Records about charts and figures
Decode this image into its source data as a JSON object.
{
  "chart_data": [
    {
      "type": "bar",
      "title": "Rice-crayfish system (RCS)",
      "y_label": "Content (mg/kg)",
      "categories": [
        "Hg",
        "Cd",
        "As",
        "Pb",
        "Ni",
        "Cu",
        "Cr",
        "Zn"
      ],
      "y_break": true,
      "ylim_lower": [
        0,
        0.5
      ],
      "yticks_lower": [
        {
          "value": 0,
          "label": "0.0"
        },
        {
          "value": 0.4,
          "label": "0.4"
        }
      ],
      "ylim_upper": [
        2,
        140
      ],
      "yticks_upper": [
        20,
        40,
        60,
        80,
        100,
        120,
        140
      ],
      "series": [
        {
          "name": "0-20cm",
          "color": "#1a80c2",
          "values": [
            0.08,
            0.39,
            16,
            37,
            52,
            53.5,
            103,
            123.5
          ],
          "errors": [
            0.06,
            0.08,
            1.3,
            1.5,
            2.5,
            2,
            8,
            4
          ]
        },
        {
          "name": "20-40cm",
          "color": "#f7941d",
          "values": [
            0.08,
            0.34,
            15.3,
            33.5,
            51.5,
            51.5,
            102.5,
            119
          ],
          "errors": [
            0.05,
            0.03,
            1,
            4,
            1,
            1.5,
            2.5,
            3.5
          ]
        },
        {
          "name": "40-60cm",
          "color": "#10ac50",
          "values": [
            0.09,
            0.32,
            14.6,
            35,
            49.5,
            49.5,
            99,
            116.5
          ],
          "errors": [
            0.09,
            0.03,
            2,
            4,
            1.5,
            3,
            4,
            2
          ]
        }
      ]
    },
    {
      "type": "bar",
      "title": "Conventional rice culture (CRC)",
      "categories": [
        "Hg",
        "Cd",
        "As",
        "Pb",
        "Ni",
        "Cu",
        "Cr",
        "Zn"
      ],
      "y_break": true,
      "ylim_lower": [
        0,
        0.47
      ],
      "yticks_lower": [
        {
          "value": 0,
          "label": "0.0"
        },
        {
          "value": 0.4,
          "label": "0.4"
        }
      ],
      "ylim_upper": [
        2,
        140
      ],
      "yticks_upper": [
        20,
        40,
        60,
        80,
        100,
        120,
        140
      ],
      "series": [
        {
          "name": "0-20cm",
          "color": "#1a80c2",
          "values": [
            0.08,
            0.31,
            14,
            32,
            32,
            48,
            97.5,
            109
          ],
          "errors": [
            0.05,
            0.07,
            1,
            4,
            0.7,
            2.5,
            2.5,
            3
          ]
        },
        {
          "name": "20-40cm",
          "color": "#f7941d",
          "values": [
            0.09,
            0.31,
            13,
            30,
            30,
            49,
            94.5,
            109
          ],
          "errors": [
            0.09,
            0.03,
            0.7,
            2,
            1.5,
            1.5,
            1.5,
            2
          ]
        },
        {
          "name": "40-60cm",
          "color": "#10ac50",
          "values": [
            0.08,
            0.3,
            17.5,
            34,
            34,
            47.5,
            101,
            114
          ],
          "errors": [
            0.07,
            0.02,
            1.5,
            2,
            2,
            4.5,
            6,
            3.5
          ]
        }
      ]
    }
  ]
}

## PROBLEM REQUIREMENTS
Please set down all the data word for word.

## EXERCISE OUTPUT
Decode this image into its source data as a JSON object.
{
  "chart_data": [
    {
      "type": "bar",
      "title": "Rice-crayfish system (RCS)",
      "y_label": "Content (mg/kg)",
      "categories": [
        "Hg",
        "Cd",
        "As",
        "Pb",
        "Ni",
        "Cu",
        "Cr",
        "Zn"
      ],
      "y_break": true,
      "ylim_lower": [
        0,
        0.5
      ],
      "yticks_lower": [
        {
          "value": 0,
          "label": "0.0"
        },
        {
          "value": 0.4,
          "label": "0.4"
        }
      ],
      "ylim_upper": [
        2,
        140
      ],
      "yticks_upper": [
        20,
        40,
        60,
        80,
        100,
        120,
        140
      ],
      "series": [
        {
          "name": "0-20cm",
          "color": "#1a80c2",
          "values": [
            0.08,
            0.39,
            16,
            37,
            52,
            53.5,
            103,
            123.5
          ],
          "errors": [
            0.06,
            0.08,
            1.3,
            1.5,
            2.5,
            2,
            8,
            4
          ]
        },
        {
          "name": "20-40cm",
          "color": "#f7941d",
          "values": [
            0.08,
            0.34,
            15.3,
            33.5,
            51.5,
            51.5,
            102.5,
            119
          ],
          "errors": [
            0.05,
            0.03,
            1,
            4,
            1,
            1.5,
            2.5,
            3.5
          ]
        },
        {
          "name": "40-60cm",
          "color": "#10ac50",
          "values": [
            0.09,
            0.32,
            14.6,
            35,
            49.5,
            49.5,
            99,
            116.5
          ],
          "errors": [
            0.09,
            0.03,
            2,
            4,
            1.5,
            3,
            4,
            2
          ]
        }
      ]
    },
    {
      "type": "bar",
      "title": "Conventional rice culture (CRC)",
      "categories": [
        "Hg",
        "Cd",
        "As",
        "Pb",
        "Ni",
        "Cu",
        "Cr",
        "Zn"
      ],
      "y_break": true,
      "ylim_lower": [
        0,
        0.47
      ],
      "yticks_lower": [
        {
          "value": 0,
          "label": "0.0"
        },
        {
          "value": 0.4,
          "label": "0.4"
        }
      ],
      "ylim_upper": [
        2,
        140
      ],
      "yticks_upper": [
        20,
        40,
        60,
        80,
        100,
        120,
        140
      ],
      "series": [
        {
          "name": "0-20cm",
          "color": "#1a80c2",
          "values": [
            0.08,
            0.31,
            14,
            32,
            32,
            48,
            97.5,
            109
          ],
          "errors": [
            0.05,
            0.07,
            1,
            4,
            0.7,
            2.5,
            2.5,
            3
          ]
        },
        {
          "name": "20-40cm",
          "color": "#f7941d",
          "values": [
            0.09,
            0.31,
            13,
            30,
            30,
            49,
            94.5,
            109
          ],
          "errors": [
            0.09,
            0.03,
            0.7,
            2,
            1.5,
            1.5,
            1.5,
            2
          ]
        },
        {
          "name": "40-60cm",
          "color": "#10ac50",
          "values": [
            0.08,
            0.3,
            17.5,
            34,
            34,
            47.5,
            101,
            114
          ],
          "errors": [
            0.07,
            0.02,
            1.5,
            2,
            2,
            4.5,
            6,
            3.5
          ]
        }
      ]
    }
  ]
}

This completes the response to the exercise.